=== Information provided ===
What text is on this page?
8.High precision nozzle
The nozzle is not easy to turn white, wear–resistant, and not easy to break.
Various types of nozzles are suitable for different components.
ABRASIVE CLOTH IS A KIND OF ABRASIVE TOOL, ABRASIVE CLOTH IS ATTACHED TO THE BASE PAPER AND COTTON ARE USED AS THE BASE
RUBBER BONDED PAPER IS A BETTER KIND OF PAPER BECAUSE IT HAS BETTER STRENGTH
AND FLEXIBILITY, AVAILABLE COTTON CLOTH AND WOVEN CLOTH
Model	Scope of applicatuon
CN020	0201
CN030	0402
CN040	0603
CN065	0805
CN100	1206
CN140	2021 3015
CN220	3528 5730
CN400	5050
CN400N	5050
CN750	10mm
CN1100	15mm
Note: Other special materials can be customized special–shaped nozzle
===
- Instruction
Find the string "KIND" in the records, then copy each line where it occurs.

- Task answer
ABRASIVE CLOTH IS A KIND OF ABRASIVE TOOL, ABRASIVE CLOTH IS ATTACHED TO THE BASE PAPER AND COTTON ARE USED AS THE BASE
RUBBER BONDED PAPER IS A BETTER KIND OF PAPER BECAUSE IT HAS BETTER STRENGTH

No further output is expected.